■ **Task requirements**
Retype the records that come next, word for word.

--- begin Records to use ---

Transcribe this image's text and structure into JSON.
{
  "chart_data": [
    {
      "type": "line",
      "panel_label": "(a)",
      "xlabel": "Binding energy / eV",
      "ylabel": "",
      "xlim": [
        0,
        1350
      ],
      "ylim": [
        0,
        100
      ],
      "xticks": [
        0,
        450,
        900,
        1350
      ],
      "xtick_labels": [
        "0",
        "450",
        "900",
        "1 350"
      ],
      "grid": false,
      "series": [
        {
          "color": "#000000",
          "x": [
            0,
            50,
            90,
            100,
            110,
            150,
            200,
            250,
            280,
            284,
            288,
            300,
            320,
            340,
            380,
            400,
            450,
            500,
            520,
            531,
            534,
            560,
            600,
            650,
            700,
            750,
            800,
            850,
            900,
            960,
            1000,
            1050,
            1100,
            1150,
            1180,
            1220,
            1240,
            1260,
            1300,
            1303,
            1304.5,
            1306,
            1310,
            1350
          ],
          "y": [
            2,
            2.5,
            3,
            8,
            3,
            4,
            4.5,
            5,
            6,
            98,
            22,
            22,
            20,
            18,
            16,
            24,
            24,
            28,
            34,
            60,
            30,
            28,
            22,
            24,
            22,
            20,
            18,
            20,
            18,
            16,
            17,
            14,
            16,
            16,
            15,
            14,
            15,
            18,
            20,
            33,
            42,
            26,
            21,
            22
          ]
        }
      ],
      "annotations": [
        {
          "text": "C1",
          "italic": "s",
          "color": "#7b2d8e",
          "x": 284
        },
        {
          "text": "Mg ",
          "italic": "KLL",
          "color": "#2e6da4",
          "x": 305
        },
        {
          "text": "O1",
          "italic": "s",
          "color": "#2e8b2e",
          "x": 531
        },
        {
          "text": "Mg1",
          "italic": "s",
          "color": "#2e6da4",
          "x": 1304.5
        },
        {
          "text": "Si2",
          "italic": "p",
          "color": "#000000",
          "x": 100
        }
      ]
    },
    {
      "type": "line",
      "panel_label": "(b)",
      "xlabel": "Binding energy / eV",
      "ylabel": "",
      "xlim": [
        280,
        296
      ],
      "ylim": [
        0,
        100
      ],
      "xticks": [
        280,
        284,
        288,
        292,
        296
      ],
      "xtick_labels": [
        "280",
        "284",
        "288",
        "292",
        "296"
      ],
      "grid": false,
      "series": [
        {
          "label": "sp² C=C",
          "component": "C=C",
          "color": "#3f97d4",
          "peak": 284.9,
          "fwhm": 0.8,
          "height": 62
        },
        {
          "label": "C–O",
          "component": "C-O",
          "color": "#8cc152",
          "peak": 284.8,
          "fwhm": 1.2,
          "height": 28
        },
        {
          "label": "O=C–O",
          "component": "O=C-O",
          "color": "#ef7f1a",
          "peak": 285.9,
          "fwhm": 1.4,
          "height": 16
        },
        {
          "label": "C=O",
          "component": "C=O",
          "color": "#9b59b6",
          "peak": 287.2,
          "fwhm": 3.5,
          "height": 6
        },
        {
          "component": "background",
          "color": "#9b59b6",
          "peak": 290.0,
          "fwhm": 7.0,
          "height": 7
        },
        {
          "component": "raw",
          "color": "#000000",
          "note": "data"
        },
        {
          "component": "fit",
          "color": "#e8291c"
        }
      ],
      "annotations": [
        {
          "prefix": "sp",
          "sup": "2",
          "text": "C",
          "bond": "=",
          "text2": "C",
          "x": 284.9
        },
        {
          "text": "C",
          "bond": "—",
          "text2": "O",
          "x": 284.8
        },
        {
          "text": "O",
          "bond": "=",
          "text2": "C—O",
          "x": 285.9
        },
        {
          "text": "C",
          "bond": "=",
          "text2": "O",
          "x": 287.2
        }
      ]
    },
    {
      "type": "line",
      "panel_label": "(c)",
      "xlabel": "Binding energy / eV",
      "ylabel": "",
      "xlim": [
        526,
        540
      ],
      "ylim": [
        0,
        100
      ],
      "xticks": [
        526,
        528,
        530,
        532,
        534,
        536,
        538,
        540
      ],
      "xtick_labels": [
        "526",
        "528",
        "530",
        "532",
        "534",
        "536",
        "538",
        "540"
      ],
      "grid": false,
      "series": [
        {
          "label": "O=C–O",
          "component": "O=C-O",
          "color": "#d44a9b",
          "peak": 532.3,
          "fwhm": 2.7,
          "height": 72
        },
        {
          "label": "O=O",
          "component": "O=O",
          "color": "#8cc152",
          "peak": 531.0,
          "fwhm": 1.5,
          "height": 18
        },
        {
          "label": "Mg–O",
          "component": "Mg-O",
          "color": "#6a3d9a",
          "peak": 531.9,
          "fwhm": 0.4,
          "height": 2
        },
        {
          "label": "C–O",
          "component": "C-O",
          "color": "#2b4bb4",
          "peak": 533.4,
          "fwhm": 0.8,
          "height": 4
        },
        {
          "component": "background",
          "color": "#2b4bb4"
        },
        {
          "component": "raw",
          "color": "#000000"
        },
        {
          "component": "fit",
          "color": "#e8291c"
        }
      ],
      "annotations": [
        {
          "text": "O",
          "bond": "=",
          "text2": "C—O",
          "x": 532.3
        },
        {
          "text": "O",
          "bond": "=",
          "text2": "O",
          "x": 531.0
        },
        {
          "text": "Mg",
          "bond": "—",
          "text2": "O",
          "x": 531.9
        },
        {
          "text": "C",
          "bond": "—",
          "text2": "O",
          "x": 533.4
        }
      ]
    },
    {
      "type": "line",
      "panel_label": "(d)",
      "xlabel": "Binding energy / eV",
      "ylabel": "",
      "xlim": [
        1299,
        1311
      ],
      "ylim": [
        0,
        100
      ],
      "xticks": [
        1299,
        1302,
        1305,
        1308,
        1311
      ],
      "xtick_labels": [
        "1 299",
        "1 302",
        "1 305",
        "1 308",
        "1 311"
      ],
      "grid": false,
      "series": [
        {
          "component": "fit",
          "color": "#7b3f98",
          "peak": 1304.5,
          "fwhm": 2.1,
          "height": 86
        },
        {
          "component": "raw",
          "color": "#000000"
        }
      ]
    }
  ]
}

--- end Records to use ---

■ **Answer in full**
Transcribe this image's text and structure into JSON.
{
  "chart_data": [
    {
      "type": "line",
      "panel_label": "(a)",
      "xlabel": "Binding energy / eV",
      "ylabel": "",
      "xlim": [
        0,
        1350
      ],
      "ylim": [
        0,
        100
      ],
      "xticks": [
        0,
        450,
        900,
        1350
      ],
      "xtick_labels": [
        "0",
        "450",
        "900",
        "1 350"
      ],
      "grid": false,
      "series": [
        {
          "color": "#000000",
          "x": [
            0,
            50,
            90,
            100,
            110,
            150,
            200,
            250,
            280,
            284,
            288,
            300,
            320,
            340,
            380,
            400,
            450,
            500,
            520,
            531,
            534,
            560,
            600,
            650,
            700,
            750,
            800,
            850,
            900,
            960,
            1000,
            1050,
            1100,
            1150,
            1180,
            1220,
            1240,
            1260,
            1300,
            1303,
            1304.5,
            1306,
            1310,
            1350
          ],
          "y": [
            2,
            2.5,
            3,
            8,
            3,
            4,
            4.5,
            5,
            6,
            98,
            22,
            22,
            20,
            18,
            16,
            24,
            24,
            28,
            34,
            60,
            30,
            28,
            22,
            24,
            22,
            20,
            18,
            20,
            18,
            16,
            17,
            14,
            16,
            16,
            15,
            14,
            15,
            18,
            20,
            33,
            42,
            26,
            21,
            22
          ]
        }
      ],
      "annotations": [
        {
          "text": "C1",
          "italic": "s",
          "color": "#7b2d8e",
          "x": 284
        },
        {
          "text": "Mg ",
          "italic": "KLL",
          "color": "#2e6da4",
          "x": 305
        },
        {
          "text": "O1",
          "italic": "s",
          "color": "#2e8b2e",
          "x": 531
        },
        {
          "text": "Mg1",
          "italic": "s",
          "color": "#2e6da4",
          "x": 1304.5
        },
        {
          "text": "Si2",
          "italic": "p",
          "color": "#000000",
          "x": 100
        }
      ]
    },
    {
      "type": "line",
      "panel_label": "(b)",
      "xlabel": "Binding energy / eV",
      "ylabel": "",
      "xlim": [
        280,
        296
      ],
      "ylim": [
        0,
        100
      ],
      "xticks": [
        280,
        284,
        288,
        292,
        296
      ],
      "xtick_labels": [
        "280",
        "284",
        "288",
        "292",
        "296"
      ],
      "grid": false,
      "series": [
        {
          "label": "sp² C=C",
          "component": "C=C",
          "color": "#3f97d4",
          "peak": 284.9,
          "fwhm": 0.8,
          "height": 62
        },
        {
          "label": "C–O",
          "component": "C-O",
          "color": "#8cc152",
          "peak": 284.8,
          "fwhm": 1.2,
          "height": 28
        },
        {
          "label": "O=C–O",
          "component": "O=C-O",
          "color": "#ef7f1a",
          "peak": 285.9,
          "fwhm": 1.4,
          "height": 16
        },
        {
          "label": "C=O",
          "component": "C=O",
          "color": "#9b59b6",
          "peak": 287.2,
          "fwhm": 3.5,
          "height": 6
        },
        {
          "component": "background",
          "color": "#9b59b6",
          "peak": 290.0,
          "fwhm": 7.0,
          "height": 7
        },
        {
          "component": "raw",
          "color": "#000000",
          "note": "data"
        },
        {
          "component": "fit",
          "color": "#e8291c"
        }
      ],
      "annotations": [
        {
          "prefix": "sp",
          "sup": "2",
          "text": "C",
          "bond": "=",
          "text2": "C",
          "x": 284.9
        },
        {
          "text": "C",
          "bond": "—",
          "text2": "O",
          "x": 284.8
        },
        {
          "text": "O",
          "bond": "=",
          "text2": "C—O",
          "x": 285.9
        },
        {
          "text": "C",
          "bond": "=",
          "text2": "O",
          "x": 287.2
        }
      ]
    },
    {
      "type": "line",
      "panel_label": "(c)",
      "xlabel": "Binding energy / eV",
      "ylabel": "",
      "xlim": [
        526,
        540
      ],
      "ylim": [
        0,
        100
      ],
      "xticks": [
        526,
        528,
        530,
        532,
        534,
        536,
        538,
        540
      ],
      "xtick_labels": [
        "526",
        "528",
        "530",
        "532",
        "534",
        "536",
        "538",
        "540"
      ],
      "grid": false,
      "series": [
        {
          "label": "O=C–O",
          "component": "O=C-O",
          "color": "#d44a9b",
          "peak": 532.3,
          "fwhm": 2.7,
          "height": 72
        },
        {
          "label": "O=O",
          "component": "O=O",
          "color": "#8cc152",
          "peak": 531.0,
          "fwhm": 1.5,
          "height": 18
        },
        {
          "label": "Mg–O",
          "component": "Mg-O",
          "color": "#6a3d9a",
          "peak": 531.9,
          "fwhm": 0.4,
          "height": 2
        },
        {
          "label": "C–O",
          "component": "C-O",
          "color": "#2b4bb4",
          "peak": 533.4,
          "fwhm": 0.8,
          "height": 4
        },
        {
          "component": "background",
          "color": "#2b4bb4"
        },
        {
          "component": "raw",
          "color": "#000000"
        },
        {
          "component": "fit",
          "color": "#e8291c"
        }
      ],
      "annotations": [
        {
          "text": "O",
          "bond": "=",
          "text2": "C—O",
          "x": 532.3
        },
        {
          "text": "O",
          "bond": "=",
          "text2": "O",
          "x": 531.0
        },
        {
          "text": "Mg",
          "bond": "—",
          "text2": "O",
          "x": 531.9
        },
        {
          "text": "C",
          "bond": "—",
          "text2": "O",
          "x": 533.4
        }
      ]
    },
    {
      "type": "line",
      "panel_label": "(d)",
      "xlabel": "Binding energy / eV",
      "ylabel": "",
      "xlim": [
        1299,
        1311
      ],
      "ylim": [
        0,
        100
      ],
      "xticks": [
        1299,
        1302,
        1305,
        1308,
        1311
      ],
      "xtick_labels": [
        "1 299",
        "1 302",
        "1 305",
        "1 308",
        "1 311"
      ],
      "grid": false,
      "series": [
        {
          "component": "fit",
          "color": "#7b3f98",
          "peak": 1304.5,
          "fwhm": 2.1,
          "height": 86
        },
        {
          "component": "raw",
          "color": "#000000"
        }
      ]
    }
  ]
}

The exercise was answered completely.